** RECORDS SUPPLIED **
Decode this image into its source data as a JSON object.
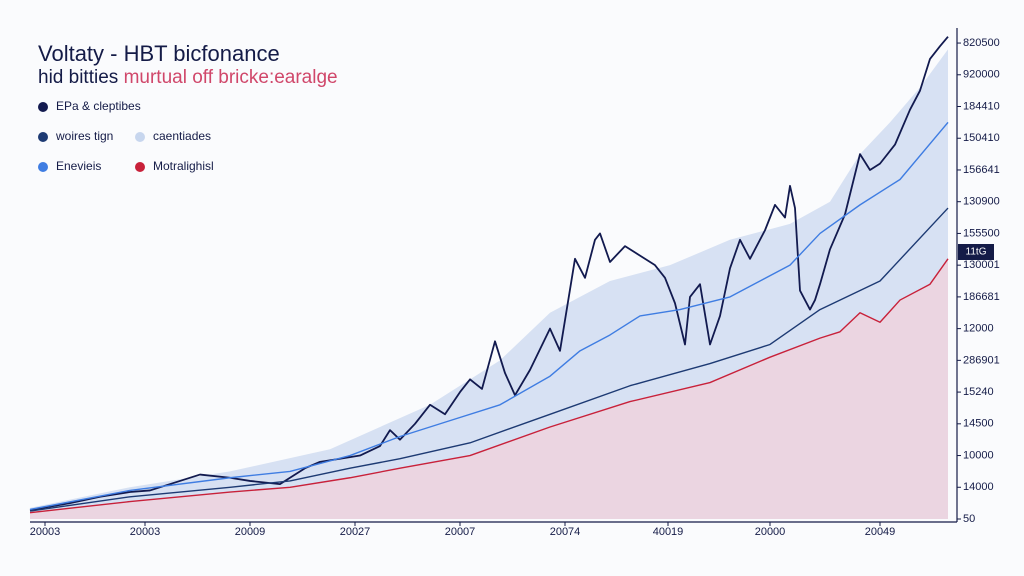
{
  "chart_data": {
    "type": "line",
    "title": "Voltaty ‑ HBT bicfonance",
    "subtitle": [
      "hid bitties",
      "murtual off bricke:earalge"
    ],
    "annotation": "11tG",
    "xlim": [
      0,
      920
    ],
    "xticks": [
      {
        "value": 15,
        "label": "20003"
      },
      {
        "value": 115,
        "label": "20003"
      },
      {
        "value": 220,
        "label": "20009"
      },
      {
        "value": 325,
        "label": "20027"
      },
      {
        "value": 430,
        "label": "20007"
      },
      {
        "value": 535,
        "label": "20074"
      },
      {
        "value": 638,
        "label": "40019"
      },
      {
        "value": 740,
        "label": "20000"
      },
      {
        "value": 850,
        "label": "20049"
      }
    ],
    "ylim": [
      0,
      15.3
    ],
    "yticks": [
      {
        "value": 0,
        "label": "50"
      },
      {
        "value": 1,
        "label": "14000"
      },
      {
        "value": 2,
        "label": "10000"
      },
      {
        "value": 3,
        "label": "14500"
      },
      {
        "value": 4,
        "label": "15240"
      },
      {
        "value": 5,
        "label": "286901"
      },
      {
        "value": 6,
        "label": "12000"
      },
      {
        "value": 7,
        "label": "186681"
      },
      {
        "value": 8,
        "label": "130001"
      },
      {
        "value": 9,
        "label": "155500"
      },
      {
        "value": 10,
        "label": "130900"
      },
      {
        "value": 11,
        "label": "156641"
      },
      {
        "value": 12,
        "label": "150410"
      },
      {
        "value": 13,
        "label": "184410"
      },
      {
        "value": 14,
        "label": "920000"
      },
      {
        "value": 15,
        "label": "820500"
      }
    ],
    "series": [
      {
        "name": "EPa & cleptibes",
        "color": "#121a4f",
        "style": "line",
        "x": [
          0,
          40,
          70,
          100,
          120,
          150,
          170,
          200,
          220,
          250,
          260,
          275,
          290,
          310,
          330,
          350,
          360,
          370,
          385,
          400,
          415,
          430,
          440,
          452,
          465,
          475,
          485,
          500,
          520,
          530,
          545,
          555,
          565,
          570,
          580,
          595,
          610,
          625,
          635,
          645,
          655,
          660,
          670,
          680,
          690,
          700,
          710,
          720,
          735,
          745,
          755,
          760,
          765,
          770,
          780,
          785,
          790,
          800,
          815,
          830,
          840,
          850,
          865,
          880,
          890,
          900,
          910,
          918
        ],
        "values": [
          0.28,
          0.5,
          0.7,
          0.85,
          0.9,
          1.2,
          1.4,
          1.3,
          1.2,
          1.1,
          1.3,
          1.6,
          1.8,
          1.9,
          2.0,
          2.3,
          2.8,
          2.5,
          3.0,
          3.6,
          3.3,
          4.0,
          4.4,
          4.1,
          5.6,
          4.6,
          3.9,
          4.7,
          6.0,
          5.3,
          8.2,
          7.6,
          8.8,
          9.0,
          8.1,
          8.6,
          8.3,
          8.0,
          7.6,
          6.8,
          5.5,
          7.0,
          7.4,
          5.5,
          6.4,
          7.9,
          8.8,
          8.2,
          9.1,
          9.9,
          9.5,
          10.5,
          9.8,
          7.2,
          6.6,
          6.9,
          7.4,
          8.5,
          9.6,
          11.5,
          11.0,
          11.2,
          11.8,
          12.9,
          13.5,
          14.5,
          14.9,
          15.2
        ]
      },
      {
        "name": "woires tign",
        "color": "#1d3a73",
        "style": "line",
        "x": [
          0,
          100,
          200,
          260,
          320,
          370,
          440,
          520,
          600,
          680,
          740,
          790,
          850,
          918
        ],
        "values": [
          0.25,
          0.7,
          1.0,
          1.2,
          1.6,
          1.9,
          2.4,
          3.3,
          4.2,
          4.9,
          5.5,
          6.6,
          7.5,
          9.8
        ]
      },
      {
        "name": "caentiades",
        "color": "#c7d6ee",
        "style": "area",
        "x": [
          0,
          100,
          200,
          300,
          400,
          470,
          520,
          580,
          640,
          700,
          760,
          800,
          830,
          860,
          890,
          918
        ],
        "values": [
          0.35,
          1.0,
          1.5,
          2.2,
          3.6,
          5.0,
          6.5,
          7.5,
          8.0,
          8.8,
          9.3,
          10.0,
          11.5,
          12.5,
          13.6,
          14.8
        ]
      },
      {
        "name": "Enevieis",
        "color": "#3f7de2",
        "style": "line",
        "x": [
          0,
          100,
          200,
          260,
          320,
          370,
          420,
          470,
          520,
          550,
          580,
          610,
          650,
          700,
          730,
          760,
          790,
          830,
          870,
          918
        ],
        "values": [
          0.3,
          0.9,
          1.3,
          1.5,
          2.0,
          2.6,
          3.1,
          3.6,
          4.5,
          5.3,
          5.8,
          6.4,
          6.6,
          7.0,
          7.5,
          8.0,
          9.0,
          9.9,
          10.7,
          12.5
        ]
      },
      {
        "name": "Motralighisl",
        "color": "#c8213a",
        "style": "line",
        "area_color": "#f3d0d8",
        "x": [
          0,
          100,
          200,
          260,
          320,
          370,
          440,
          520,
          600,
          680,
          740,
          790,
          810,
          830,
          850,
          870,
          900,
          918
        ],
        "values": [
          0.2,
          0.55,
          0.85,
          1.0,
          1.3,
          1.6,
          2.0,
          2.9,
          3.7,
          4.3,
          5.1,
          5.7,
          5.9,
          6.5,
          6.2,
          6.9,
          7.4,
          8.2
        ]
      }
    ]
  }
}
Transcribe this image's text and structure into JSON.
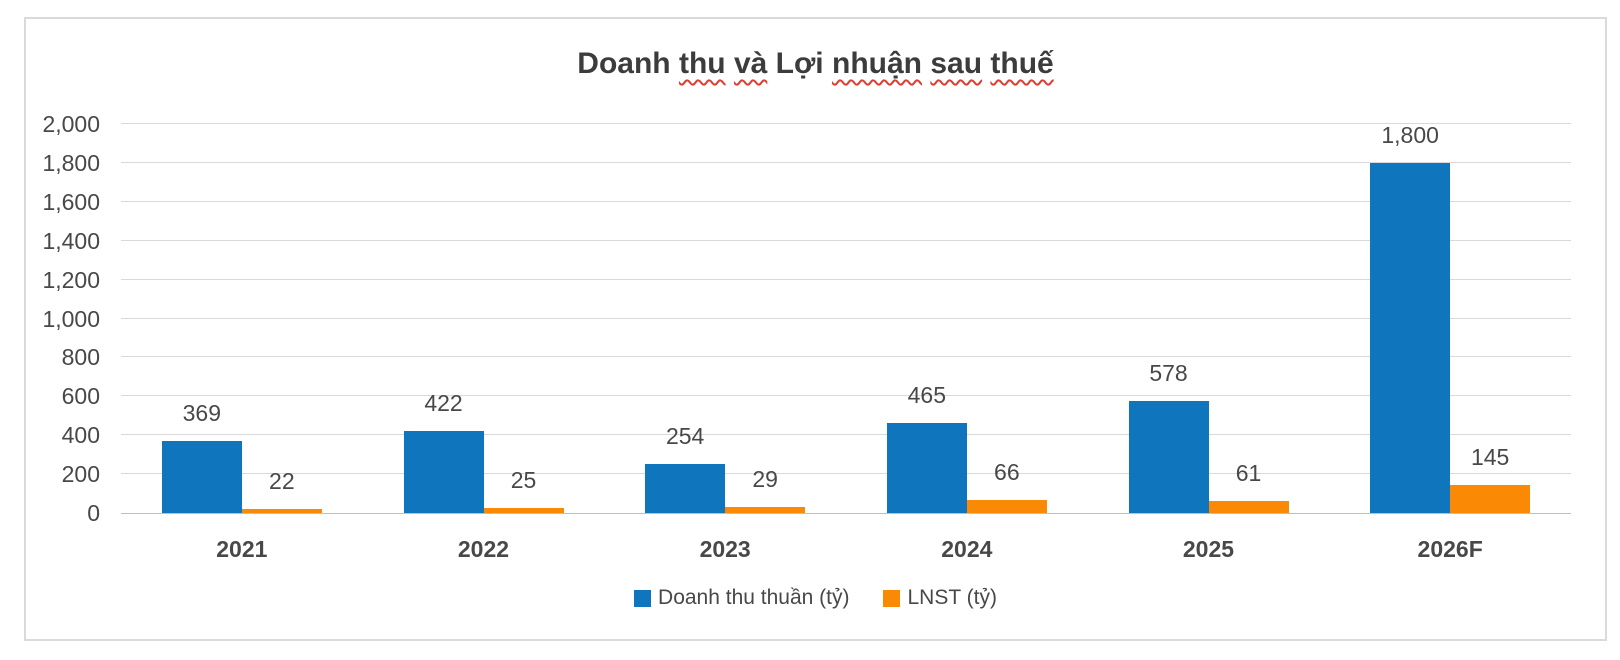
{
  "colors": {
    "revenue_blue": "#0f75bc",
    "profit_orange": "#fa8a05",
    "text_gray": "#484848",
    "title_gray": "#3c3c3c",
    "gridline": "#d9d9d9",
    "axis_line": "#bfbfbf",
    "frame_border": "#dadada",
    "spellcheck_red": "#e03c31"
  },
  "title": {
    "full": "Doanh thu và Lợi nhuận sau thuế",
    "words": [
      {
        "t": "Doanh",
        "sq": false
      },
      {
        "t": "thu",
        "sq": true
      },
      {
        "t": "và",
        "sq": true
      },
      {
        "t": "Lợi",
        "sq": false
      },
      {
        "t": "nhuận",
        "sq": true
      },
      {
        "t": "sau",
        "sq": true
      },
      {
        "t": "thuế",
        "sq": true
      }
    ]
  },
  "chart_data": {
    "type": "bar",
    "title": "Doanh thu và Lợi nhuận sau thuế",
    "categories": [
      "2021",
      "2022",
      "2023",
      "2024",
      "2025",
      "2026F"
    ],
    "series": [
      {
        "name": "Doanh thu thuần (tỷ)",
        "color": "#0f75bc",
        "values": [
          369,
          422,
          254,
          465,
          578,
          1800
        ],
        "labels": [
          "369",
          "422",
          "254",
          "465",
          "578",
          "1,800"
        ]
      },
      {
        "name": "LNST (tỷ)",
        "color": "#fa8a05",
        "values": [
          22,
          25,
          29,
          66,
          61,
          145
        ],
        "labels": [
          "22",
          "25",
          "29",
          "66",
          "61",
          "145"
        ]
      }
    ],
    "xlabel": "",
    "ylabel": "",
    "y_axis": {
      "min": 0,
      "max": 2000,
      "step": 200,
      "tick_labels": [
        "0",
        "200",
        "400",
        "600",
        "800",
        "1,000",
        "1,200",
        "1,400",
        "1,600",
        "1,800",
        "2,000"
      ]
    },
    "grid": true,
    "legend_position": "bottom",
    "data_labels": "outside-end"
  }
}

** EXERCISE BRIEF **
Output only the lines running from the line with "Transcribe this image's" through the last line of the entries above, inclusive, with pictures excluded.

** RESPONSE TO THIS TASK **
Transcribe this image's text and structure into JSON.
{
  "colors": {
    "revenue_blue": "#0f75bc",
    "profit_orange": "#fa8a05",
    "text_gray": "#484848",
    "title_gray": "#3c3c3c",
    "gridline": "#d9d9d9",
    "axis_line": "#bfbfbf",
    "frame_border": "#dadada",
    "spellcheck_red": "#e03c31"
  },
  "title": {
    "full": "Doanh thu và Lợi nhuận sau thuế",
    "words": [
      {
        "t": "Doanh",
        "sq": false
      },
      {
        "t": "thu",
        "sq": true
      },
      {
        "t": "và",
        "sq": true
      },
      {
        "t": "Lợi",
        "sq": false
      },
      {
        "t": "nhuận",
        "sq": true
      },
      {
        "t": "sau",
        "sq": true
      },
      {
        "t": "thuế",
        "sq": true
      }
    ]
  },
  "chart_data": {
    "type": "bar",
    "title": "Doanh thu và Lợi nhuận sau thuế",
    "categories": [
      "2021",
      "2022",
      "2023",
      "2024",
      "2025",
      "2026F"
    ],
    "series": [
      {
        "name": "Doanh thu thuần (tỷ)",
        "color": "#0f75bc",
        "values": [
          369,
          422,
          254,
          465,
          578,
          1800
        ],
        "labels": [
          "369",
          "422",
          "254",
          "465",
          "578",
          "1,800"
        ]
      },
      {
        "name": "LNST (tỷ)",
        "color": "#fa8a05",
        "values": [
          22,
          25,
          29,
          66,
          61,
          145
        ],
        "labels": [
          "22",
          "25",
          "29",
          "66",
          "61",
          "145"
        ]
      }
    ],
    "xlabel": "",
    "ylabel": "",
    "y_axis": {
      "min": 0,
      "max": 2000,
      "step": 200,
      "tick_labels": [
        "0",
        "200",
        "400",
        "600",
        "800",
        "1,000",
        "1,200",
        "1,400",
        "1,600",
        "1,800",
        "2,000"
      ]
    },
    "grid": true,
    "legend_position": "bottom",
    "data_labels": "outside-end"
  }
}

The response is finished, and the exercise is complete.